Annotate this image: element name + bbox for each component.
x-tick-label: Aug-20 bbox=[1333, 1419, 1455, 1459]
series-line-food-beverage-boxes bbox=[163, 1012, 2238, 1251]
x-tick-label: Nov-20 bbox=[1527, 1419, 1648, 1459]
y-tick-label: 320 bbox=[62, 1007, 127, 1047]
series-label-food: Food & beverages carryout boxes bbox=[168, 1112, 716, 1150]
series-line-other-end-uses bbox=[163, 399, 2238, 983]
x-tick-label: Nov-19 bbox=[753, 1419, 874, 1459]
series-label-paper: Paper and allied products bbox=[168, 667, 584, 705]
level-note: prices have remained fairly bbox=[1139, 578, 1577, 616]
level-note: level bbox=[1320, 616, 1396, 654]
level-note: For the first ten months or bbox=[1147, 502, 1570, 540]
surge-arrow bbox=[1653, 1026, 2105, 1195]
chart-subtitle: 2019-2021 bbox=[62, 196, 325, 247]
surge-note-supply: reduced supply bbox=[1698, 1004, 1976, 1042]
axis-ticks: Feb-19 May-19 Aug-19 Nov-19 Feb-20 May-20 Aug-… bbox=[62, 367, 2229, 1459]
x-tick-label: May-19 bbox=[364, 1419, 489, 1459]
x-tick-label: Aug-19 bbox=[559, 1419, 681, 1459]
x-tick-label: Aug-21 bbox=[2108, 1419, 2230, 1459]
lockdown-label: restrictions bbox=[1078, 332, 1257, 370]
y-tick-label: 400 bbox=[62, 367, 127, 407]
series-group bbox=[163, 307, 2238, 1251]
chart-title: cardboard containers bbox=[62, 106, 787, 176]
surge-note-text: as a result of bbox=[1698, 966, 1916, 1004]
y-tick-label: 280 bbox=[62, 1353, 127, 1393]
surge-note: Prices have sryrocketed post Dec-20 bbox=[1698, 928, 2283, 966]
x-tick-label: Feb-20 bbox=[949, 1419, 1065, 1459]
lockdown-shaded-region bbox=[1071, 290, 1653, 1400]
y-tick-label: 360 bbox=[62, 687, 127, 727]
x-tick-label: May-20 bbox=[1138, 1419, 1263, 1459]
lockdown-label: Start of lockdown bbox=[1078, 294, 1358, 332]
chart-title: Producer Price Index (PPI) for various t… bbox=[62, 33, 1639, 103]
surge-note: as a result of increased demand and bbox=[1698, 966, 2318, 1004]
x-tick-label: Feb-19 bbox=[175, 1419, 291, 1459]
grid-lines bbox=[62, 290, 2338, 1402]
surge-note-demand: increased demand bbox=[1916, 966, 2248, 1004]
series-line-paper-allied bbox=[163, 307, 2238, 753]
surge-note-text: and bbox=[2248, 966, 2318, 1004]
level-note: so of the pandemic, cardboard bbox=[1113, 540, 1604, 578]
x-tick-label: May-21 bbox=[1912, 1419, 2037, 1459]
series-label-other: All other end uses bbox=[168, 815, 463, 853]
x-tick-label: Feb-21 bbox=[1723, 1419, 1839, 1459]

····················

### Task details
Express every line of the items above as a Markdown table with the columns "Row" and "Line": number each line in the first column and give the line itself in the second. Omit blank lines.

### Answer to this problem
| Row | Line |
|---|---|
| 1 | Annotate this image: element name + bbox for each component. |
| 2 | x-tick-label: Aug-20 bbox=[1333, 1419, 1455, 1459] |
| 3 | series-line-food-beverage-boxes bbox=[163, 1012, 2238, 1251] |
| 4 | x-tick-label: Nov-20 bbox=[1527, 1419, 1648, 1459] |
| 5 | y-tick-label: 320 bbox=[62, 1007, 127, 1047] |
| 6 | series-label-food: Food & beverages carryout boxes bbox=[168, 1112, 716, 1150] |
| 7 | series-line-other-end-uses bbox=[163, 399, 2238, 983] |
| 8 | x-tick-label: Nov-19 bbox=[753, 1419, 874, 1459] |
| 9 | series-label-paper: Paper and allied products bbox=[168, 667, 584, 705] |
| 10 | level-note: prices have remained fairly bbox=[1139, 578, 1577, 616] |
| 11 | level-note: level bbox=[1320, 616, 1396, 654] |
| 12 | level-note: For the first ten months or bbox=[1147, 502, 1570, 540] |
| 13 | surge-arrow bbox=[1653, 1026, 2105, 1195] |
| 14 | chart-subtitle: 2019-2021 bbox=[62, 196, 325, 247] |
| 15 | surge-note-supply: reduced supply bbox=[1698, 1004, 1976, 1042] |
| 16 | axis-ticks: Feb-19 May-19 Aug-19 Nov-19 Feb-20 May-20 Aug-… bbox=[62, 367, 2229, 1459] |
| 17 | x-tick-label: May-19 bbox=[364, 1419, 489, 1459] |
| 18 | x-tick-label: Aug-19 bbox=[559, 1419, 681, 1459] |
| 19 | x-tick-label: Aug-21 bbox=[2108, 1419, 2230, 1459] |
| 20 | lockdown-label: restrictions bbox=[1078, 332, 1257, 370] |
| 21 | y-tick-label: 400 bbox=[62, 367, 127, 407] |
| 22 | series-group bbox=[163, 307, 2238, 1251] |
| 23 | chart-title: cardboard containers bbox=[62, 106, 787, 176] |
| 24 | surge-note-text: as a result of bbox=[1698, 966, 1916, 1004] |
| 25 | y-tick-label: 280 bbox=[62, 1353, 127, 1393] |
| 26 | surge-note: Prices have sryrocketed post Dec-20 bbox=[1698, 928, 2283, 966] |
| 27 | x-tick-label: Feb-20 bbox=[949, 1419, 1065, 1459] |
| 28 | lockdown-shaded-region bbox=[1071, 290, 1653, 1400] |
| 29 | y-tick-label: 360 bbox=[62, 687, 127, 727] |
| 30 | x-tick-label: May-20 bbox=[1138, 1419, 1263, 1459] |
| 31 | lockdown-label: Start of lockdown bbox=[1078, 294, 1358, 332] |
| 32 | chart-title: Producer Price Index (PPI) for various t… bbox=[62, 33, 1639, 103] |
| 33 | surge-note: as a result of increased demand and bbox=[1698, 966, 2318, 1004] |
| 34 | x-tick-label: Feb-19 bbox=[175, 1419, 291, 1459] |
| 35 | grid-lines bbox=[62, 290, 2338, 1402] |
| 36 | surge-note-demand: increased demand bbox=[1916, 966, 2248, 1004] |
| 37 | series-line-paper-allied bbox=[163, 307, 2238, 753] |
| 38 | surge-note-text: and bbox=[2248, 966, 2318, 1004] |
| 39 | level-note: so of the pandemic, cardboard bbox=[1113, 540, 1604, 578] |
| 40 | x-tick-label: May-21 bbox=[1912, 1419, 2037, 1459] |
| 41 | series-label-other: All other end uses bbox=[168, 815, 463, 853] |
| 42 | x-tick-label: Feb-21 bbox=[1723, 1419, 1839, 1459] |